+++ INPUT FOR THIS TASK
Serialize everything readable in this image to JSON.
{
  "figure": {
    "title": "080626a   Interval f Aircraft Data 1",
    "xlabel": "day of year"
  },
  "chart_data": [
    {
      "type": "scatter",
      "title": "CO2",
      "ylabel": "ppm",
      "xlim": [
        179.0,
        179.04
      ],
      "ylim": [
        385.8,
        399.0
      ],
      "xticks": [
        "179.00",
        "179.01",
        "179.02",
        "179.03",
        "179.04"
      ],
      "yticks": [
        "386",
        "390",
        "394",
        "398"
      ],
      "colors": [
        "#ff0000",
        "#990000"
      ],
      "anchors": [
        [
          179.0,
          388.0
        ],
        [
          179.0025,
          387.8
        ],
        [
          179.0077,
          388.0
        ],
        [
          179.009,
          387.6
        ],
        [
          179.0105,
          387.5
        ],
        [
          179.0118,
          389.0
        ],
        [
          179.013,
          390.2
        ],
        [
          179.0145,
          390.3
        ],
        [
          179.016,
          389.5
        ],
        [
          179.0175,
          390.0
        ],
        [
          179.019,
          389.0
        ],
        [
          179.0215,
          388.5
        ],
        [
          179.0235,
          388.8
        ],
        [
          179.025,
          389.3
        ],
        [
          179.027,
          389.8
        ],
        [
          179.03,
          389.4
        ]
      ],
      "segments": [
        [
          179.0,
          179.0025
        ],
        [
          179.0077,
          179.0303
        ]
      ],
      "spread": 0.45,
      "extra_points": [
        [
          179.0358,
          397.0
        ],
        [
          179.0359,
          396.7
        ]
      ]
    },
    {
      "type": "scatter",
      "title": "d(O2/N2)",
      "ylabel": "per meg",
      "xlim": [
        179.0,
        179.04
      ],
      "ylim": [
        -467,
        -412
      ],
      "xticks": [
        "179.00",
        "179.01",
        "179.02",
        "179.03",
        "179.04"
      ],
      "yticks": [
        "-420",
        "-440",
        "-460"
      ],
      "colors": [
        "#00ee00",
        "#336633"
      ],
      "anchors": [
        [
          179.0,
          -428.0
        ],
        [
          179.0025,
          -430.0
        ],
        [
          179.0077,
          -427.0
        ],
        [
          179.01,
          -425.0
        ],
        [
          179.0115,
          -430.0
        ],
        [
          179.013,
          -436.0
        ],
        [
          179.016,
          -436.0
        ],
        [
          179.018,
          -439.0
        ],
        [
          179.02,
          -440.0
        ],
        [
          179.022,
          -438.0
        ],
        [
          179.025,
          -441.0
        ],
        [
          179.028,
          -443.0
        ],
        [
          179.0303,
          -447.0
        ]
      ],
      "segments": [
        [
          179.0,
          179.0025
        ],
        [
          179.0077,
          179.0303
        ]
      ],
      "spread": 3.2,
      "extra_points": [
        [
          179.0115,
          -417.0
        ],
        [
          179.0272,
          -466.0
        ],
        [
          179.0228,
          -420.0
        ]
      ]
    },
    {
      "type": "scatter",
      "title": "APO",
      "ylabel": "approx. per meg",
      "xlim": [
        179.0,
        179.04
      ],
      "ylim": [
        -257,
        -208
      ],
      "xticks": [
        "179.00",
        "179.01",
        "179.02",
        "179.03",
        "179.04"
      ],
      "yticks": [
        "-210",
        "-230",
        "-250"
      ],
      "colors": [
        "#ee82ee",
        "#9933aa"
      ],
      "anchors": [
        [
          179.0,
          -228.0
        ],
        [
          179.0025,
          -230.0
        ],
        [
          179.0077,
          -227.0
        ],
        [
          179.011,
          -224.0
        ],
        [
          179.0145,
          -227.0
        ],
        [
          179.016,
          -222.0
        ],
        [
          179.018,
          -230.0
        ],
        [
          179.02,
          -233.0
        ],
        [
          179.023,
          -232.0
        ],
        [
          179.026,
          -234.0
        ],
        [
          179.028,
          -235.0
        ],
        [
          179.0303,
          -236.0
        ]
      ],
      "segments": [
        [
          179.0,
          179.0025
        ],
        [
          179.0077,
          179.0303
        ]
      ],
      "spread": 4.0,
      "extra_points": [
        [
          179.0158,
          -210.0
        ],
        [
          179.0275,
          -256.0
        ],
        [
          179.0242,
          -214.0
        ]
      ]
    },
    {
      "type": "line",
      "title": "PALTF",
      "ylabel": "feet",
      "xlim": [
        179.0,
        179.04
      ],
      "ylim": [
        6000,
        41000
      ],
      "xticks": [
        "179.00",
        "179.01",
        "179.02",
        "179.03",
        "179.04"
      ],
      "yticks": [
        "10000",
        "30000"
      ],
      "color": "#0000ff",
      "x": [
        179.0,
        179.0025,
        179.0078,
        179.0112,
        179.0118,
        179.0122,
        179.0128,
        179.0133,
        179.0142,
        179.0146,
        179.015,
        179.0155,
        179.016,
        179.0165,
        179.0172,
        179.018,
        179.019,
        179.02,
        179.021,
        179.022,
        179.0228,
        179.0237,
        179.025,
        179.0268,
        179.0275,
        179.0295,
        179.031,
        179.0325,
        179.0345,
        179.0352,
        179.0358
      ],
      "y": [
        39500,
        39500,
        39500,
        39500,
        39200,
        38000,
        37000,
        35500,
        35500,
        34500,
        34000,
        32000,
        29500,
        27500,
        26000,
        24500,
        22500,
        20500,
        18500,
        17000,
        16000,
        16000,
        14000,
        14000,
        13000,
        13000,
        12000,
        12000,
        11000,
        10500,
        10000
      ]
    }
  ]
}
++++++
**DIRECTION**
All records above must be set down exactly, please.

**TASK RESPONSE**
Serialize everything readable in this image to JSON.
{
  "figure": {
    "title": "080626a   Interval f Aircraft Data 1",
    "xlabel": "day of year"
  },
  "chart_data": [
    {
      "type": "scatter",
      "title": "CO2",
      "ylabel": "ppm",
      "xlim": [
        179.0,
        179.04
      ],
      "ylim": [
        385.8,
        399.0
      ],
      "xticks": [
        "179.00",
        "179.01",
        "179.02",
        "179.03",
        "179.04"
      ],
      "yticks": [
        "386",
        "390",
        "394",
        "398"
      ],
      "colors": [
        "#ff0000",
        "#990000"
      ],
      "anchors": [
        [
          179.0,
          388.0
        ],
        [
          179.0025,
          387.8
        ],
        [
          179.0077,
          388.0
        ],
        [
          179.009,
          387.6
        ],
        [
          179.0105,
          387.5
        ],
        [
          179.0118,
          389.0
        ],
        [
          179.013,
          390.2
        ],
        [
          179.0145,
          390.3
        ],
        [
          179.016,
          389.5
        ],
        [
          179.0175,
          390.0
        ],
        [
          179.019,
          389.0
        ],
        [
          179.0215,
          388.5
        ],
        [
          179.0235,
          388.8
        ],
        [
          179.025,
          389.3
        ],
        [
          179.027,
          389.8
        ],
        [
          179.03,
          389.4
        ]
      ],
      "segments": [
        [
          179.0,
          179.0025
        ],
        [
          179.0077,
          179.0303
        ]
      ],
      "spread": 0.45,
      "extra_points": [
        [
          179.0358,
          397.0
        ],
        [
          179.0359,
          396.7
        ]
      ]
    },
    {
      "type": "scatter",
      "title": "d(O2/N2)",
      "ylabel": "per meg",
      "xlim": [
        179.0,
        179.04
      ],
      "ylim": [
        -467,
        -412
      ],
      "xticks": [
        "179.00",
        "179.01",
        "179.02",
        "179.03",
        "179.04"
      ],
      "yticks": [
        "-420",
        "-440",
        "-460"
      ],
      "colors": [
        "#00ee00",
        "#336633"
      ],
      "anchors": [
        [
          179.0,
          -428.0
        ],
        [
          179.0025,
          -430.0
        ],
        [
          179.0077,
          -427.0
        ],
        [
          179.01,
          -425.0
        ],
        [
          179.0115,
          -430.0
        ],
        [
          179.013,
          -436.0
        ],
        [
          179.016,
          -436.0
        ],
        [
          179.018,
          -439.0
        ],
        [
          179.02,
          -440.0
        ],
        [
          179.022,
          -438.0
        ],
        [
          179.025,
          -441.0
        ],
        [
          179.028,
          -443.0
        ],
        [
          179.0303,
          -447.0
        ]
      ],
      "segments": [
        [
          179.0,
          179.0025
        ],
        [
          179.0077,
          179.0303
        ]
      ],
      "spread": 3.2,
      "extra_points": [
        [
          179.0115,
          -417.0
        ],
        [
          179.0272,
          -466.0
        ],
        [
          179.0228,
          -420.0
        ]
      ]
    },
    {
      "type": "scatter",
      "title": "APO",
      "ylabel": "approx. per meg",
      "xlim": [
        179.0,
        179.04
      ],
      "ylim": [
        -257,
        -208
      ],
      "xticks": [
        "179.00",
        "179.01",
        "179.02",
        "179.03",
        "179.04"
      ],
      "yticks": [
        "-210",
        "-230",
        "-250"
      ],
      "colors": [
        "#ee82ee",
        "#9933aa"
      ],
      "anchors": [
        [
          179.0,
          -228.0
        ],
        [
          179.0025,
          -230.0
        ],
        [
          179.0077,
          -227.0
        ],
        [
          179.011,
          -224.0
        ],
        [
          179.0145,
          -227.0
        ],
        [
          179.016,
          -222.0
        ],
        [
          179.018,
          -230.0
        ],
        [
          179.02,
          -233.0
        ],
        [
          179.023,
          -232.0
        ],
        [
          179.026,
          -234.0
        ],
        [
          179.028,
          -235.0
        ],
        [
          179.0303,
          -236.0
        ]
      ],
      "segments": [
        [
          179.0,
          179.0025
        ],
        [
          179.0077,
          179.0303
        ]
      ],
      "spread": 4.0,
      "extra_points": [
        [
          179.0158,
          -210.0
        ],
        [
          179.0275,
          -256.0
        ],
        [
          179.0242,
          -214.0
        ]
      ]
    },
    {
      "type": "line",
      "title": "PALTF",
      "ylabel": "feet",
      "xlim": [
        179.0,
        179.04
      ],
      "ylim": [
        6000,
        41000
      ],
      "xticks": [
        "179.00",
        "179.01",
        "179.02",
        "179.03",
        "179.04"
      ],
      "yticks": [
        "10000",
        "30000"
      ],
      "color": "#0000ff",
      "x": [
        179.0,
        179.0025,
        179.0078,
        179.0112,
        179.0118,
        179.0122,
        179.0128,
        179.0133,
        179.0142,
        179.0146,
        179.015,
        179.0155,
        179.016,
        179.0165,
        179.0172,
        179.018,
        179.019,
        179.02,
        179.021,
        179.022,
        179.0228,
        179.0237,
        179.025,
        179.0268,
        179.0275,
        179.0295,
        179.031,
        179.0325,
        179.0345,
        179.0352,
        179.0358
      ],
      "y": [
        39500,
        39500,
        39500,
        39500,
        39200,
        38000,
        37000,
        35500,
        35500,
        34500,
        34000,
        32000,
        29500,
        27500,
        26000,
        24500,
        22500,
        20500,
        18500,
        17000,
        16000,
        16000,
        14000,
        14000,
        13000,
        13000,
        12000,
        12000,
        11000,
        10500,
        10000
      ]
    }
  ]
}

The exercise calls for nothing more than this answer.